### TASK STATEMENT
Make an exact copy of all the entries, with the pictures left out.
----- LISTED ENTRIES
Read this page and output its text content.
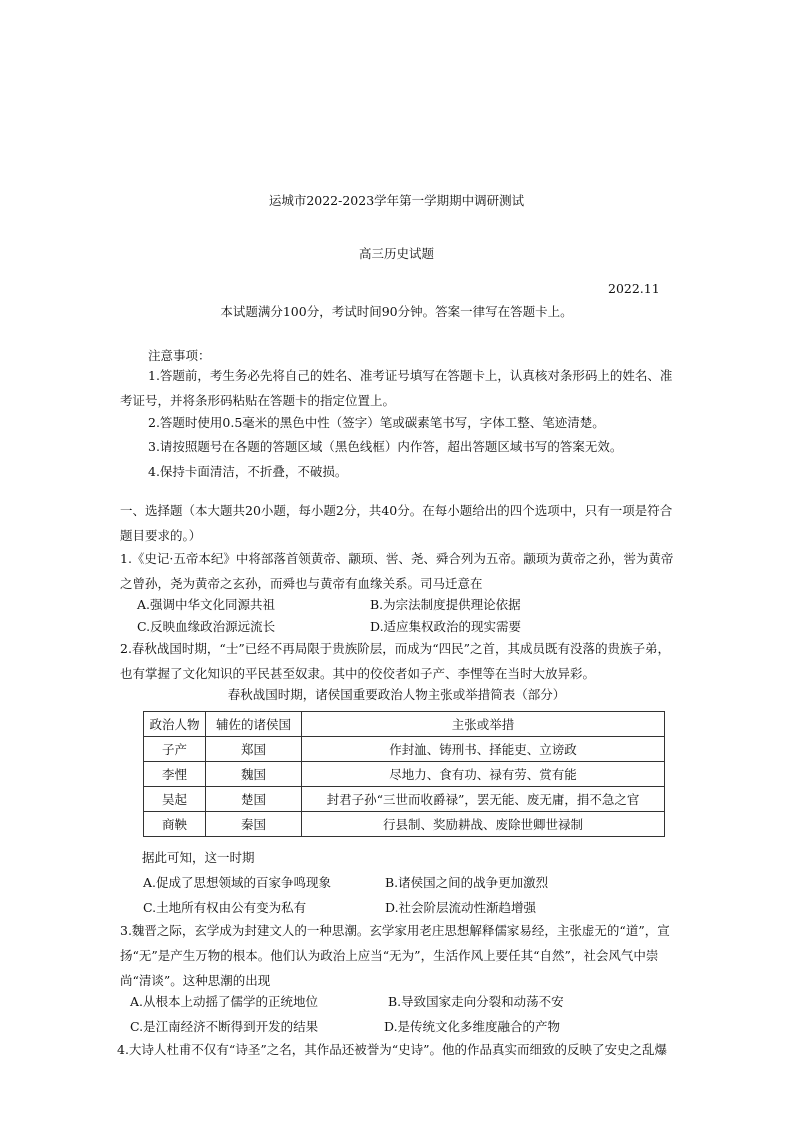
运城市2022-2023学年第一学期期中调研测试
高三历史试题
2022.11
本试题满分100分，考试时间90分钟。答案一律写在答题卡上。
注意事项：
1.答题前，考生务必先将自己的姓名、准考证号填写在答题卡上，认真核对条形码上的姓名、准考证号，并将条形码粘贴在答题卡的指定位置上。
2.答题时使用0.5毫米的黑色中性（签字）笔或碳素笔书写，字体工整、笔迹清楚。
3.请按照题号在各题的答题区域（黑色线框）内作答，超出答题区域书写的答案无效。
4.保持卡面清洁，不折叠，不破损。
一、选择题（本大题共20小题，每小题2分，共40分。在每小题给出的四个选项中，只有一项是符合题目要求的。）
1.《史记·五帝本纪》中将部落首领黄帝、颛顼、喾、尧、舜合列为五帝。颛顼为黄帝之孙，喾为黄帝之曾孙，尧为黄帝之玄孙，而舜也与黄帝有血缘关系。司马迁意在
A.强调中华文化同源共祖	B.为宗法制度提供理论依据
C.反映血缘政治源远流长	D.适应集权政治的现实需要
2.春秋战国时期，“士”已经不再局限于贵族阶层，而成为“四民”之首，其成员既有没落的贵族子弟，也有掌握了文化知识的平民甚至奴隶。其中的佼佼者如子产、李悝等在当时大放异彩。
春秋战国时期，诸侯国重要政治人物主张或举措简表（部分）
政治人物	辅佐的诸侯国	主张或举措
子产	郑国	作封洫、铸刑书、择能吏、立谤政
李悝	魏国	尽地力、食有功、禄有劳、赏有能
吴起	楚国	封君子孙“三世而收爵禄”，罢无能、废无庸，捐不急之官
商鞅	秦国	行县制、奖励耕战、废除世卿世禄制
据此可知，这一时期
A.促成了思想领域的百家争鸣现象	B.诸侯国之间的战争更加激烈
C.土地所有权由公有变为私有	D.社会阶层流动性渐趋增强
3.魏晋之际，玄学成为封建文人的一种思潮。玄学家用老庄思想解释儒家易经，主张虚无的“道”，宣扬“无”是产生万物的根本。他们认为政治上应当“无为”，生活作风上要任其“自然”，社会风气中崇尚“清谈”。这种思潮的出现
A.从根本上动摇了儒学的正统地位	B.导致国家走向分裂和动荡不安
C.是江南经济不断得到开发的结果	D.是传统文化多维度融合的产物
4.大诗人杜甫不仅有“诗圣”之名，其作品还被誉为“史诗”。他的作品真实而细致的反映了安史之乱爆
----------
### EXERCISE OUTPUT
Read this page and output its text content.
运城市2022-2023学年第一学期期中调研测试
高三历史试题
2022.11
本试题满分100分，考试时间90分钟。答案一律写在答题卡上。
注意事项：
1.答题前，考生务必先将自己的姓名、准考证号填写在答题卡上，认真核对条形码上的姓名、准考证号，并将条形码粘贴在答题卡的指定位置上。
2.答题时使用0.5毫米的黑色中性（签字）笔或碳素笔书写，字体工整、笔迹清楚。
3.请按照题号在各题的答题区域（黑色线框）内作答，超出答题区域书写的答案无效。
4.保持卡面清洁，不折叠，不破损。
一、选择题（本大题共20小题，每小题2分，共40分。在每小题给出的四个选项中，只有一项是符合题目要求的。）
1.《史记·五帝本纪》中将部落首领黄帝、颛顼、喾、尧、舜合列为五帝。颛顼为黄帝之孙，喾为黄帝之曾孙，尧为黄帝之玄孙，而舜也与黄帝有血缘关系。司马迁意在
A.强调中华文化同源共祖	B.为宗法制度提供理论依据
C.反映血缘政治源远流长	D.适应集权政治的现实需要
2.春秋战国时期，“士”已经不再局限于贵族阶层，而成为“四民”之首，其成员既有没落的贵族子弟，也有掌握了文化知识的平民甚至奴隶。其中的佼佼者如子产、李悝等在当时大放异彩。
春秋战国时期，诸侯国重要政治人物主张或举措简表（部分）
政治人物	辅佐的诸侯国	主张或举措
子产	郑国	作封洫、铸刑书、择能吏、立谤政
李悝	魏国	尽地力、食有功、禄有劳、赏有能
吴起	楚国	封君子孙“三世而收爵禄”，罢无能、废无庸，捐不急之官
商鞅	秦国	行县制、奖励耕战、废除世卿世禄制
据此可知，这一时期
A.促成了思想领域的百家争鸣现象	B.诸侯国之间的战争更加激烈
C.土地所有权由公有变为私有	D.社会阶层流动性渐趋增强
3.魏晋之际，玄学成为封建文人的一种思潮。玄学家用老庄思想解释儒家易经，主张虚无的“道”，宣扬“无”是产生万物的根本。他们认为政治上应当“无为”，生活作风上要任其“自然”，社会风气中崇尚“清谈”。这种思潮的出现
A.从根本上动摇了儒学的正统地位	B.导致国家走向分裂和动荡不安
C.是江南经济不断得到开发的结果	D.是传统文化多维度融合的产物
4.大诗人杜甫不仅有“诗圣”之名，其作品还被誉为“史诗”。他的作品真实而细致的反映了安史之乱爆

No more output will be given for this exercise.